▶ Exercise brief
Locate the lines that hold the string "Wind". Copy every such line.
--- start of Stored rows ---
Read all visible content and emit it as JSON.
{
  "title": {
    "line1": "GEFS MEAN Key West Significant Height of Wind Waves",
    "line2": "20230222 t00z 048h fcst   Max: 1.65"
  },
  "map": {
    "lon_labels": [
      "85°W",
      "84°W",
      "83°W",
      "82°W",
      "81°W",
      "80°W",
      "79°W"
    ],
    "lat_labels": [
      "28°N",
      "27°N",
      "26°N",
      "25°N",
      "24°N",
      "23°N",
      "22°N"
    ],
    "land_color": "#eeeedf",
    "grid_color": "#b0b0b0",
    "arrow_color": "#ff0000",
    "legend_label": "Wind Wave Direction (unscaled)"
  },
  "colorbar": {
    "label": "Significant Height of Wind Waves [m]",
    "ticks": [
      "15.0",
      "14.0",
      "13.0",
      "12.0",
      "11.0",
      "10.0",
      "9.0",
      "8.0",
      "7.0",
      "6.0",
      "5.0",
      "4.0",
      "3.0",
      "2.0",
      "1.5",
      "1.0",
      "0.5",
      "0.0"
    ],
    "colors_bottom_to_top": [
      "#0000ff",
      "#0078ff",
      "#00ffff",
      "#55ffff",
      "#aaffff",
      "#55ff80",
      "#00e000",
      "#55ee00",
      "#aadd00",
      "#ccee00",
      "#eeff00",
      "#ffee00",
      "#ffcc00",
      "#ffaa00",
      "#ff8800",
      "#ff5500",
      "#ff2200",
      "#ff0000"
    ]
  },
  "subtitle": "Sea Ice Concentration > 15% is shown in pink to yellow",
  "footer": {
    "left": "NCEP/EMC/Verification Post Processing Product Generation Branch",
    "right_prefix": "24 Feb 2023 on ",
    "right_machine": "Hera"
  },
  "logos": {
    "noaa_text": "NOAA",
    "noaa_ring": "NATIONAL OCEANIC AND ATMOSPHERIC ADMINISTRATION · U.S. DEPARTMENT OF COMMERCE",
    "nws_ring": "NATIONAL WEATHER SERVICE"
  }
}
--- end of Stored rows ---
▶ The answer
    "line1": "GEFS MEAN Key West Significant Height of Wind Waves",
    "legend_label": "Wind Wave Direction (unscaled)"
    "label": "Significant Height of Wind Waves [m]",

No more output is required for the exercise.